PROBLEM STATEMENT
Keep the wording of each record exactly the same when you repeat it, and leave out pictures.

[Dataset entries on figures]
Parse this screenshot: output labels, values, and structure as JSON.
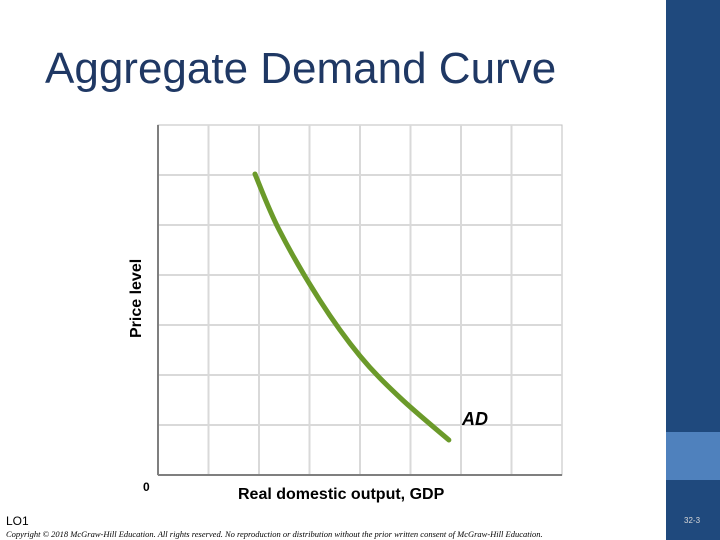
{
  "slide": {
    "title": "Aggregate Demand Curve",
    "lo_label": "LO1",
    "copyright": "Copyright © 2018 McGraw-Hill Education. All rights reserved. No reproduction or distribution without the prior written consent of McGraw-Hill Education.",
    "slide_number": "32-3",
    "colors": {
      "title": "#1f3864",
      "sidebar_dark": "#1f497d",
      "sidebar_light": "#4f81bd",
      "curve": "#6b9a2a",
      "grid": "#d9d9d9"
    }
  },
  "chart_data": {
    "type": "line",
    "title": "",
    "xlabel": "Real domestic output, GDP",
    "ylabel": "Price level",
    "origin_label": "0",
    "xlim": [
      0,
      10
    ],
    "ylim": [
      0,
      10
    ],
    "grid": true,
    "series": [
      {
        "name": "AD",
        "x": [
          2.4,
          3.0,
          4.0,
          5.0,
          6.0,
          7.2
        ],
        "y": [
          8.6,
          7.0,
          5.0,
          3.4,
          2.2,
          1.0
        ]
      }
    ]
  }
}
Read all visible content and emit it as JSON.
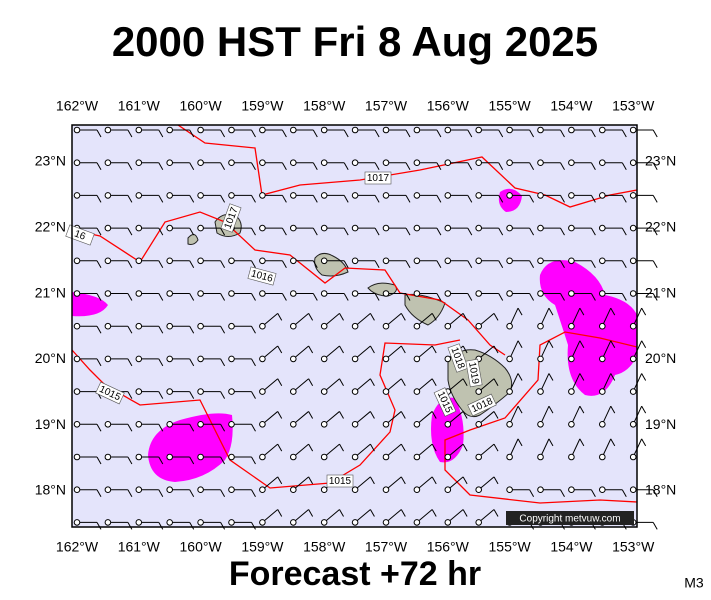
{
  "title": "2000 HST Fri 8 Aug 2025",
  "subtitle": "Forecast +72 hr",
  "corner_label": "M3",
  "copyright": "Copyright metvuw.com",
  "longitude_labels": [
    "162°W",
    "161°W",
    "160°W",
    "159°W",
    "158°W",
    "157°W",
    "156°W",
    "155°W",
    "154°W",
    "153°W"
  ],
  "latitude_labels": [
    "23°N",
    "22°N",
    "21°N",
    "20°N",
    "19°N",
    "18°N"
  ],
  "isobar_labels": [
    "1017",
    "1017",
    "1016",
    "16",
    "1015",
    "1015",
    "1018",
    "1019",
    "1015",
    "1018"
  ]
}
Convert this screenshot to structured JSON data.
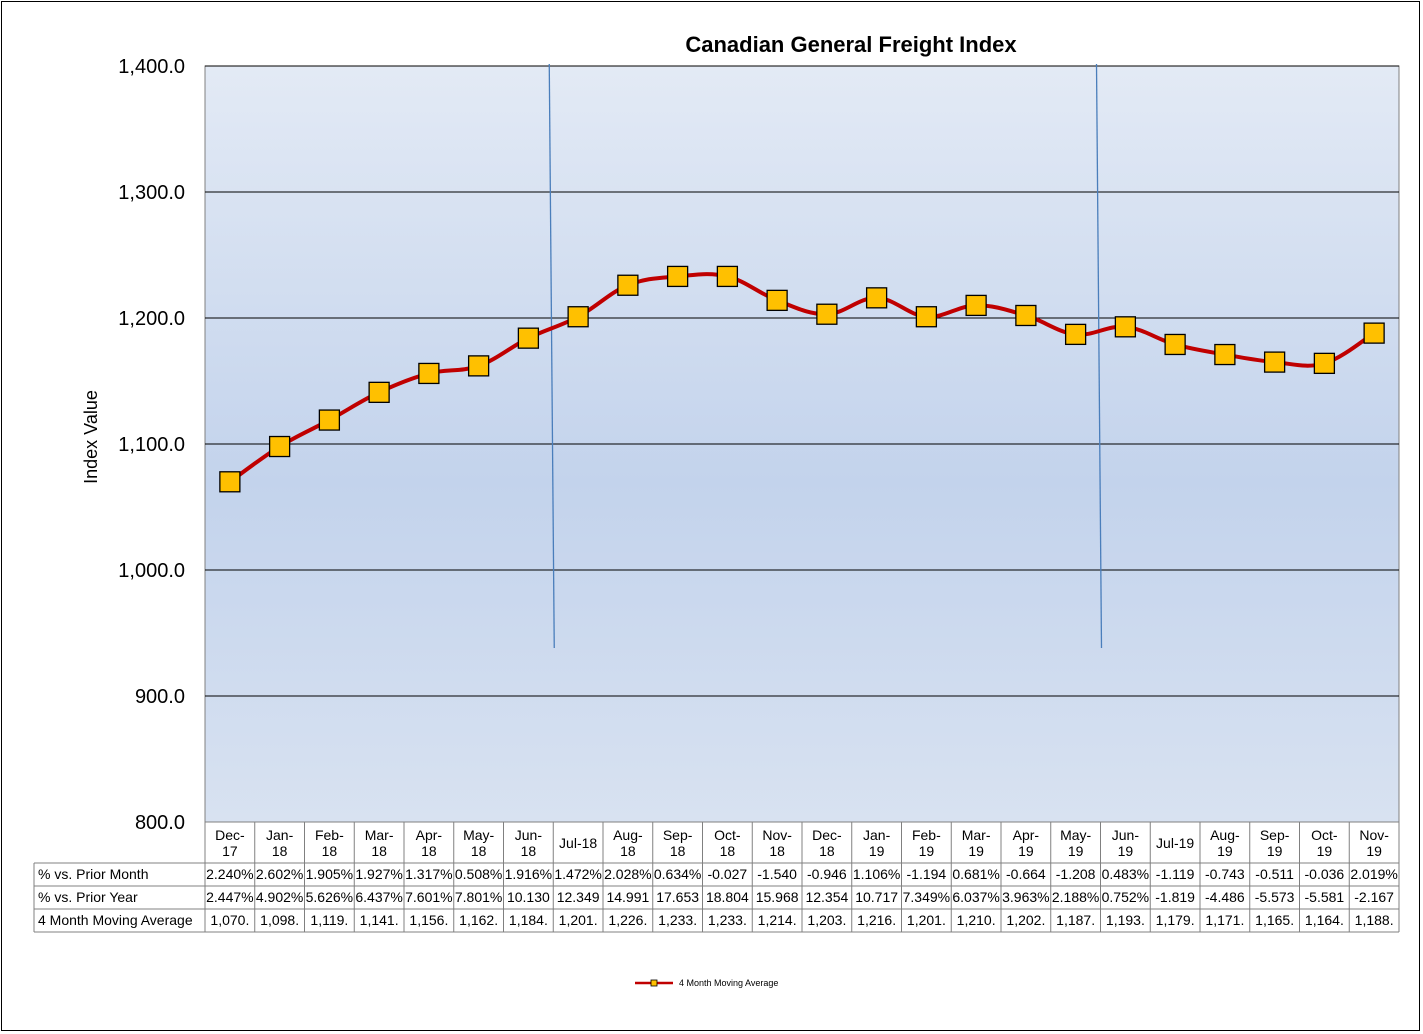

SOLUTION FOR THIS EXERCISE
Parse this screenshot: output labels, values, and structure as JSON.
{
  "slide": {
    "title": "Aggregate Demand Curve",
    "lo_label": "LO1",
    "copyright": "Copyright © 2018 McGraw-Hill Education. All rights reserved. No reproduction or distribution without the prior written consent of McGraw-Hill Education.",
    "slide_number": "32-3",
    "colors": {
      "title": "#1f3864",
      "sidebar_dark": "#1f497d",
      "sidebar_light": "#4f81bd",
      "curve": "#6b9a2a",
      "grid": "#d9d9d9"
    }
  },
  "chart_data": {
    "type": "line",
    "title": "",
    "xlabel": "Real domestic output, GDP",
    "ylabel": "Price level",
    "origin_label": "0",
    "xlim": [
      0,
      10
    ],
    "ylim": [
      0,
      10
    ],
    "grid": true,
    "series": [
      {
        "name": "AD",
        "x": [
          2.4,
          3.0,
          4.0,
          5.0,
          6.0,
          7.2
        ],
        "y": [
          8.6,
          7.0,
          5.0,
          3.4,
          2.2,
          1.0
        ]
      }
    ]
  }
}
Read all visible content and emit it as JSON.
{
  "title": "2000 HST Fri 8 Aug 2025",
  "subtitle": "Forecast +72 hr",
  "corner_label": "M3",
  "copyright": "Copyright metvuw.com",
  "longitude_labels": [
    "162°W",
    "161°W",
    "160°W",
    "159°W",
    "158°W",
    "157°W",
    "156°W",
    "155°W",
    "154°W",
    "153°W"
  ],
  "latitude_labels": [
    "23°N",
    "22°N",
    "21°N",
    "20°N",
    "19°N",
    "18°N"
  ],
  "isobar_labels": [
    "1017",
    "1017",
    "1016",
    "16",
    "1015",
    "1015",
    "1018",
    "1019",
    "1015",
    "1018"
  ]
}
Convert this screenshot to structured JSON data.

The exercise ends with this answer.